> [Kutipan Teks]:
ADVISORY OPINION INTERNATIONAL COURT of JUSTICE CHAGOS ARCHIPELAGO,
MEMBERI WACANA FORMULASI WILAYAH TIDAK BEPEMERINTAHAN SENDIRI DAN HAK
MENENTUKAN NASIB SENDIRI.
By: Kristian Griapon, 5 Maret 2019
Sesi penulisan, penulis hanya berfokus pada paragraf yang mempunyai
relevansi pendapat hukum internasional tentang penentuan nasib
sendiri/daerah tidak berpemerintahan sendiri ,dari keseluruhan 183
paragraf advisori opinon ICJ.
ADVISORY OPINION INTERNATIONAL
COURT of JUSTICE CHAGOS ARCHIPELAGO, adalah “KEPUTUSAN PENGADILAN
YURIDIKSI, yaitu “Memberikan Pendapat Penasihat Hukum yang terurai ke
dalam 183 paragraf, tentang permintaan Majelis Umum PBB terhadap
Konsekuensi Hukum Pemisahan Kepulauan Chagos dari Mauritius pada tahun
1965, sebelum wilayah itu merdeka pada tahun 1968. Peristiwa yang
mengarah pada penerapan resolusi Majelis Umum 71/292 yang meminta suatu
Pendapat Hukum.

> [Sasaran Tugas]:
**a.** Tentukan apakah setiap pernyataan berikut sesuai dengan kutipan tentang pendapat penasihat Mahkamah Internasional mengenai Kepulauan Chagos, dan sertakan kata-kata penentu dari kutipan itu: (i) Pendapat penasihat tersebut terurai ke dalam 183 paragraf. (ii) Penulis membahas seluruh paragraf pendapat penasihat secara merata. (iii) Permintaan pendapat hukum itu berkaitan dengan resolusi Majelis Umum 71/292.
**b.** Salin tanpa perubahan bagian kutipan tentang Kepulauan Chagos di antara "By: Kristian Griapon, 5" dan "advisori opinon ICJ.", termasuk kedua batas tersebut.
**c.** Berdasarkan kutipan tentang Kepulauan Chagos, jelaskan atas dasar apa penulis memilih paragraf yang dibahas dari keseluruhan pendapat penasihat.

> [Entri Ditampilkan]:
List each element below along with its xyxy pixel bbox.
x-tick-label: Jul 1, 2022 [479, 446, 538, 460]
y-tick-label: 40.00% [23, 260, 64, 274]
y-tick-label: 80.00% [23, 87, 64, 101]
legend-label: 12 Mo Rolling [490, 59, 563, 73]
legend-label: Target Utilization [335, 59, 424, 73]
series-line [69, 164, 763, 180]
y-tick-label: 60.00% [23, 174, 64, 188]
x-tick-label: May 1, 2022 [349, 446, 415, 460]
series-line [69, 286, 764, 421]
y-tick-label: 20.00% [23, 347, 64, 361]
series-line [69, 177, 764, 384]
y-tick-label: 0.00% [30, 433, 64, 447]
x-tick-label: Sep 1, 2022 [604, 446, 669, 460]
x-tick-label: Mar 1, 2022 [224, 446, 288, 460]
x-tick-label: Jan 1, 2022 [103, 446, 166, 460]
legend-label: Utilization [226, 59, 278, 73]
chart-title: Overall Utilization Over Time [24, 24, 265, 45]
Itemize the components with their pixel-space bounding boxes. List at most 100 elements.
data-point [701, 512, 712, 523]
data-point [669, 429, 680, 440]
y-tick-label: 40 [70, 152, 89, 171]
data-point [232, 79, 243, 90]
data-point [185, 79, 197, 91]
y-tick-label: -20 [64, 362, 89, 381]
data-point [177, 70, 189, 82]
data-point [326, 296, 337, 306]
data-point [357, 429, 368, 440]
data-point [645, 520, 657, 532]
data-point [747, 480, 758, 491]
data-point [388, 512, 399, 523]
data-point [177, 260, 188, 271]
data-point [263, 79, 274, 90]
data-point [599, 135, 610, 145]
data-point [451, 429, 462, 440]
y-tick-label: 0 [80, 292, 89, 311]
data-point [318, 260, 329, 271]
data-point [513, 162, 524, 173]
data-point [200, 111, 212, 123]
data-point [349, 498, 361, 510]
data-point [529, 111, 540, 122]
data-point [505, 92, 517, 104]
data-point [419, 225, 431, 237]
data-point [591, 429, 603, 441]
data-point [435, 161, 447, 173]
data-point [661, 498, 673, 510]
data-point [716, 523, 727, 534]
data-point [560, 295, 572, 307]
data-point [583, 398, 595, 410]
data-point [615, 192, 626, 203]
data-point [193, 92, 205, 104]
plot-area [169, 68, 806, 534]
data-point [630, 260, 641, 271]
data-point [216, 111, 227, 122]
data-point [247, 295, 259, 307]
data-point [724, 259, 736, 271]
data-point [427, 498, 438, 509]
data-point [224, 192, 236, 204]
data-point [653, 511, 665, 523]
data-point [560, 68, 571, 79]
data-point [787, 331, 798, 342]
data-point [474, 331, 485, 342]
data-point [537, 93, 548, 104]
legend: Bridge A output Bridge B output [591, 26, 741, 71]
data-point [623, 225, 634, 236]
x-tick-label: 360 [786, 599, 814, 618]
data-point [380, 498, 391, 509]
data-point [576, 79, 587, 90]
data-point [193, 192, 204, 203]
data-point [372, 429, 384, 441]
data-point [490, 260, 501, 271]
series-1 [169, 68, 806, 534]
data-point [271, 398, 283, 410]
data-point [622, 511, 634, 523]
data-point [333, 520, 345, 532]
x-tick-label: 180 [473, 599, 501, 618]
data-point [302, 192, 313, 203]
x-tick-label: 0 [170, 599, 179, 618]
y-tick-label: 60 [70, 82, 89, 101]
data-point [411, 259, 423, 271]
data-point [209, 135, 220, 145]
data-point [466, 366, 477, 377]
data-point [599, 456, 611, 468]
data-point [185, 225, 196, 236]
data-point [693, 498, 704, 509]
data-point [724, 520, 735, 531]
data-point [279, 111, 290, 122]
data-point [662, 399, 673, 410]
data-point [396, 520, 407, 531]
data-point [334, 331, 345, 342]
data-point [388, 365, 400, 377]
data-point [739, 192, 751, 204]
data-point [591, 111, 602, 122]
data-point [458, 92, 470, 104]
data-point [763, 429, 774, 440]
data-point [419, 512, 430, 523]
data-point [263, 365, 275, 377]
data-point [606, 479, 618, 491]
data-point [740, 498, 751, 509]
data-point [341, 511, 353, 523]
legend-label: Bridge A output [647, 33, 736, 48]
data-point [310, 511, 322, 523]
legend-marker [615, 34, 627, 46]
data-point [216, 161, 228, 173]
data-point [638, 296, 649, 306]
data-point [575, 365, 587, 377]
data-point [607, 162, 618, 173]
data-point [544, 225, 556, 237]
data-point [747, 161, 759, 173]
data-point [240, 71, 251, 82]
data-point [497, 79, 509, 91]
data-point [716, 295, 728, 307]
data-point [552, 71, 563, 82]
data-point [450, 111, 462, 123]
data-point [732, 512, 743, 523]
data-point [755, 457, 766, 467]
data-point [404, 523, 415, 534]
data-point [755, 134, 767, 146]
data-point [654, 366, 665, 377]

> [Jawaban Tugas]:
**a.**
(i) Ya: "terurai ke dalam 183 paragraf"
(ii) Tidak: "penulis hanya berfokus pada paragraf yang mempunyai relevansi pendapat hukum internasional tentang penentuan nasib sendiri/daerah tidak berpemerintahan sendiri"
(iii) Ya: "resolusi Majelis Umum 71/292 yang meminta suatu Pendapat Hukum"

**b.**
By: Kristian Griapon, 5 Maret 2019
Sesi penulisan, penulis hanya berfokus pada paragraf yang mempunyai
relevansi pendapat hukum internasional tentang penentuan nasib
sendiri/daerah tidak berpemerintahan sendiri ,dari keseluruhan 183
paragraf advisori opinon ICJ.

**c.** Penulis hanya memilih paragraf yang relevan dengan pendapat hukum internasional tentang penentuan nasib sendiri atau daerah tidak berpemerintahan sendiri. Paragraf tersebut dipilih dari keseluruhan 183 paragraf pendapat penasihat ICJ.